▶ [Data for processing]
>>>>
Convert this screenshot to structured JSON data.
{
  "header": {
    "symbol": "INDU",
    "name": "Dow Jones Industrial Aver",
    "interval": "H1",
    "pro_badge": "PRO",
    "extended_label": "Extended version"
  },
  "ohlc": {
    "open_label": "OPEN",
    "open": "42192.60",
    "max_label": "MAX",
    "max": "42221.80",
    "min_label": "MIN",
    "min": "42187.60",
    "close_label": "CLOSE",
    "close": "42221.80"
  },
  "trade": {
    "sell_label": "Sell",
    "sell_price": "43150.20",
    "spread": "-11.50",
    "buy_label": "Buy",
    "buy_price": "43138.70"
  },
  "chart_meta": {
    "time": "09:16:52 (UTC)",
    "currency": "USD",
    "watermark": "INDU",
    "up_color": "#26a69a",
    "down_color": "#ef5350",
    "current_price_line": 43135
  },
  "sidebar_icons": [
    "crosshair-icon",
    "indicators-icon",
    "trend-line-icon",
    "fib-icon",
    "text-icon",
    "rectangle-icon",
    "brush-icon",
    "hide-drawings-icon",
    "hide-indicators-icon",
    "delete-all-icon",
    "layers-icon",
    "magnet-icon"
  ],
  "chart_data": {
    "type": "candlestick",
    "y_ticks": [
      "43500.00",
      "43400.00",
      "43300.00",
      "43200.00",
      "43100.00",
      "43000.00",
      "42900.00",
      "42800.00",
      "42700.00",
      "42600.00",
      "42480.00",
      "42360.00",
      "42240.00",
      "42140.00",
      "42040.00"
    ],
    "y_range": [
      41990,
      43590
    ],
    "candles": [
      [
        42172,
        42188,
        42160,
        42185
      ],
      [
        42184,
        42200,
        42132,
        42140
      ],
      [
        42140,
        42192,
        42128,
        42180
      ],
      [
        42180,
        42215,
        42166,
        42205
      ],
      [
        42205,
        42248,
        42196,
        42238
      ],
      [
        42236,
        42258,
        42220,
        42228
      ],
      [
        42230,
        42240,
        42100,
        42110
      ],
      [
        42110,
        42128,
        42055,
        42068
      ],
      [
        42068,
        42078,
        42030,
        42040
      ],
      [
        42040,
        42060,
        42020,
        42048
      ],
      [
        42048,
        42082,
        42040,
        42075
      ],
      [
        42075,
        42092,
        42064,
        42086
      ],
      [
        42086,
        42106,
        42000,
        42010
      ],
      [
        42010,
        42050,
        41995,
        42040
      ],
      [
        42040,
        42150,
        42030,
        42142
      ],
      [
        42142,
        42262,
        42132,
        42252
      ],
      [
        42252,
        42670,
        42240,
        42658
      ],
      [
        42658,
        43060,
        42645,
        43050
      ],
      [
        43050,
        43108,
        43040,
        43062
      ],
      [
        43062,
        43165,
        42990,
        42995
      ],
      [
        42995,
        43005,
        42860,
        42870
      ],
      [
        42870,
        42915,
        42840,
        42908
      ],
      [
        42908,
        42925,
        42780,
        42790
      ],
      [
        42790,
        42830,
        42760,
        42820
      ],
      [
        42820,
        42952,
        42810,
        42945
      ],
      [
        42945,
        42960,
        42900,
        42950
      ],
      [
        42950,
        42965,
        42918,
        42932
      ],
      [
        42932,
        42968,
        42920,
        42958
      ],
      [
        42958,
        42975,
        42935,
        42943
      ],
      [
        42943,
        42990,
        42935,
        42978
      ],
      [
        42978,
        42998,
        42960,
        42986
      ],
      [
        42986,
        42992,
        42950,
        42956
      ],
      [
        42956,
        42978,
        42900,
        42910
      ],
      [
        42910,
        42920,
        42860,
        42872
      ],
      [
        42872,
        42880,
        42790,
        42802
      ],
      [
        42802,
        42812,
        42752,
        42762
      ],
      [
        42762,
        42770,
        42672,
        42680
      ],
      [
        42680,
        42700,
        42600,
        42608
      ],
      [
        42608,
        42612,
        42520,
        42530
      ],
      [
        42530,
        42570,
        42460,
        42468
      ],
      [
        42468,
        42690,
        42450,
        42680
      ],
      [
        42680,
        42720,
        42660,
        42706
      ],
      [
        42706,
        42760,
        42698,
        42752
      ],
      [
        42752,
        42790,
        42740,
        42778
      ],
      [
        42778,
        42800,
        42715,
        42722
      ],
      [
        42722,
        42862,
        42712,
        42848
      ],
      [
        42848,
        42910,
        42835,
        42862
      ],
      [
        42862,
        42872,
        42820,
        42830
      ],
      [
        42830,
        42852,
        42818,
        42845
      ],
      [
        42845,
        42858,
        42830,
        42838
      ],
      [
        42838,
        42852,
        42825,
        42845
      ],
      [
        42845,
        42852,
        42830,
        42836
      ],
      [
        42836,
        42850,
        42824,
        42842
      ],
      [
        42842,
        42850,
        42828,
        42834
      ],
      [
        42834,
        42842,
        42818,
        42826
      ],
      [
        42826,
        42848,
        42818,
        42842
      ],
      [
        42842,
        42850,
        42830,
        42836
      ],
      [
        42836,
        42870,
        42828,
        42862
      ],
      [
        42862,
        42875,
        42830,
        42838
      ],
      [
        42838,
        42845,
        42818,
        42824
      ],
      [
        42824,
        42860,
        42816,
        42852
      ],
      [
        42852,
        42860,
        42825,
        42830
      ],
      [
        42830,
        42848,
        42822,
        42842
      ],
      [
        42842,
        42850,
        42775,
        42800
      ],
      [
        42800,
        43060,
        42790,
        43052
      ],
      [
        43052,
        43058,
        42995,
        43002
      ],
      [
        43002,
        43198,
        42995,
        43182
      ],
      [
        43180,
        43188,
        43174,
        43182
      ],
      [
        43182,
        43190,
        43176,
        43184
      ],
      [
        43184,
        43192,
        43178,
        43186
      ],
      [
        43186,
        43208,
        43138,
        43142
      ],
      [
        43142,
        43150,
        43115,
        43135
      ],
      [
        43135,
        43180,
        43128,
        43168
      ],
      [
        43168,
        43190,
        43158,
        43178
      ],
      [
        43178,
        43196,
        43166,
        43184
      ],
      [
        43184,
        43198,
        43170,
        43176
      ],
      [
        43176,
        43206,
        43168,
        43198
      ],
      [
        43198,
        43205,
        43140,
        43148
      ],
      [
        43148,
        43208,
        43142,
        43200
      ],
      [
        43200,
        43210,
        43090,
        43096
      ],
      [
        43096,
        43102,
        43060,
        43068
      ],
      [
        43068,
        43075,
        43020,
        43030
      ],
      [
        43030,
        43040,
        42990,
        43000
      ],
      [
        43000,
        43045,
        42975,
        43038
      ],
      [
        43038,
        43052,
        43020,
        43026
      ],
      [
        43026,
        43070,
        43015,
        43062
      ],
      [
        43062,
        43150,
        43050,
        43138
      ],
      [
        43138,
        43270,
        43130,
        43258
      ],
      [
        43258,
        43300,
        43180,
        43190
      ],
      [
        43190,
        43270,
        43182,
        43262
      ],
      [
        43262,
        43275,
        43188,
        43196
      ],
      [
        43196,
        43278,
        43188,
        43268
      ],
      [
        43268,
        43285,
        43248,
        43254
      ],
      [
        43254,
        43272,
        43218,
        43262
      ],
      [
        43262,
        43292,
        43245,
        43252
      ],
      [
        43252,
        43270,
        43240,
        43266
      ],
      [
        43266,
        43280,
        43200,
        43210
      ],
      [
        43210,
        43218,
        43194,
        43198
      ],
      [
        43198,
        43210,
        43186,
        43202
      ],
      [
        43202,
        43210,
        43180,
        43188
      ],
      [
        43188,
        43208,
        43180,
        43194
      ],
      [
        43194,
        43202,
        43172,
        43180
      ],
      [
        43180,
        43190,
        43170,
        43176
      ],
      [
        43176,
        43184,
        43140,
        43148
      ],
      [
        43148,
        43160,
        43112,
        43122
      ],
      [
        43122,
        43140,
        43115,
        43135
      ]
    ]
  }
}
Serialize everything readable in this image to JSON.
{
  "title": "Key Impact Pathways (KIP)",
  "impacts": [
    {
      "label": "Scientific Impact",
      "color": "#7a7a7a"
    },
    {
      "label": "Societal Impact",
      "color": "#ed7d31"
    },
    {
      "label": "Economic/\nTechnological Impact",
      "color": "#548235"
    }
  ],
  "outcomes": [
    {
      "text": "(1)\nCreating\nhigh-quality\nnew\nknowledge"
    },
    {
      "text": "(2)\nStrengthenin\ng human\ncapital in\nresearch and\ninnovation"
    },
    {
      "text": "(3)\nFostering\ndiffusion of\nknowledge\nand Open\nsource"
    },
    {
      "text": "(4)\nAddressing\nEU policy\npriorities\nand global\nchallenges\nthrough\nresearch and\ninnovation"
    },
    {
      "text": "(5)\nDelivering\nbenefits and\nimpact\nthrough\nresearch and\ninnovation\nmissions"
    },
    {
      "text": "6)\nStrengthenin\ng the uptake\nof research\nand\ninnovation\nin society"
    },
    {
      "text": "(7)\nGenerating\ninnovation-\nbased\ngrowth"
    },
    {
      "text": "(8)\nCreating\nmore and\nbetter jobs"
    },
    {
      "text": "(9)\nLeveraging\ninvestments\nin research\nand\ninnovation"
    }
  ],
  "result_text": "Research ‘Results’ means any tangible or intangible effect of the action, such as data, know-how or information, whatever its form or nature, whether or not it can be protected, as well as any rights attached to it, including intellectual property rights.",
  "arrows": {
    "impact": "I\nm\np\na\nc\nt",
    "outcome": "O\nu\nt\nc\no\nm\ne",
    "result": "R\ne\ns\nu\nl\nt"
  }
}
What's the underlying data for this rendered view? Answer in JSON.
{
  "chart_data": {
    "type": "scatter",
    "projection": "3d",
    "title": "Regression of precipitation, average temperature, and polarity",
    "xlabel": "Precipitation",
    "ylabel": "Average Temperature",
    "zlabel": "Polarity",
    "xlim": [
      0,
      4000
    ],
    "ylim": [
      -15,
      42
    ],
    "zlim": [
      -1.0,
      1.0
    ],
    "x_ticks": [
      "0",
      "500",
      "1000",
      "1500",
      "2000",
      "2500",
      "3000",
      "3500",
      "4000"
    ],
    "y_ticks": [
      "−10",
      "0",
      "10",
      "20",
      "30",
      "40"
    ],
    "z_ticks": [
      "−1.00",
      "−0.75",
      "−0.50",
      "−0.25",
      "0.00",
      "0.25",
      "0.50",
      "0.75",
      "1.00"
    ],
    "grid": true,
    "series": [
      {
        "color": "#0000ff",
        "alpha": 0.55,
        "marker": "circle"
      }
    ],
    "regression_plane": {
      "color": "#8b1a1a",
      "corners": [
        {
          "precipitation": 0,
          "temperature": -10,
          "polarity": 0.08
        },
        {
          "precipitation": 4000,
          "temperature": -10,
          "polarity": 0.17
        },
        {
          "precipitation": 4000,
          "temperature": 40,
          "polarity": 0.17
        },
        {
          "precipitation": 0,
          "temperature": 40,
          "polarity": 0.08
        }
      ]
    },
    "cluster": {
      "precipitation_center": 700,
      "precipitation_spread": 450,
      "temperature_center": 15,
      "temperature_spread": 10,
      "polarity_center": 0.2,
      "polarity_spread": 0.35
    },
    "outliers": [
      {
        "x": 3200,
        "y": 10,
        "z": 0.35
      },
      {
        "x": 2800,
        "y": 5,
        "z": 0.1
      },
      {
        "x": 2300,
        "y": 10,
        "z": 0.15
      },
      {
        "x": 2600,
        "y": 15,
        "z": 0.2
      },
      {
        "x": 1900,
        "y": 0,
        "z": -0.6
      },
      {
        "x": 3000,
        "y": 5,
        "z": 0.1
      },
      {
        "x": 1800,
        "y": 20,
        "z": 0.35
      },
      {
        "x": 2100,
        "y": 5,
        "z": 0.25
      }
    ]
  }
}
<<<<
▶ [What to do] Copy every line of the listing that includes the string "nknowledge".

▶ [Output below]
      "text": "(1)\nCreating\nhigh-quality\nnew\nknowledge"
      "text": "(3)\nFostering\ndiffusion of\nknowledge\nand Open\nsource"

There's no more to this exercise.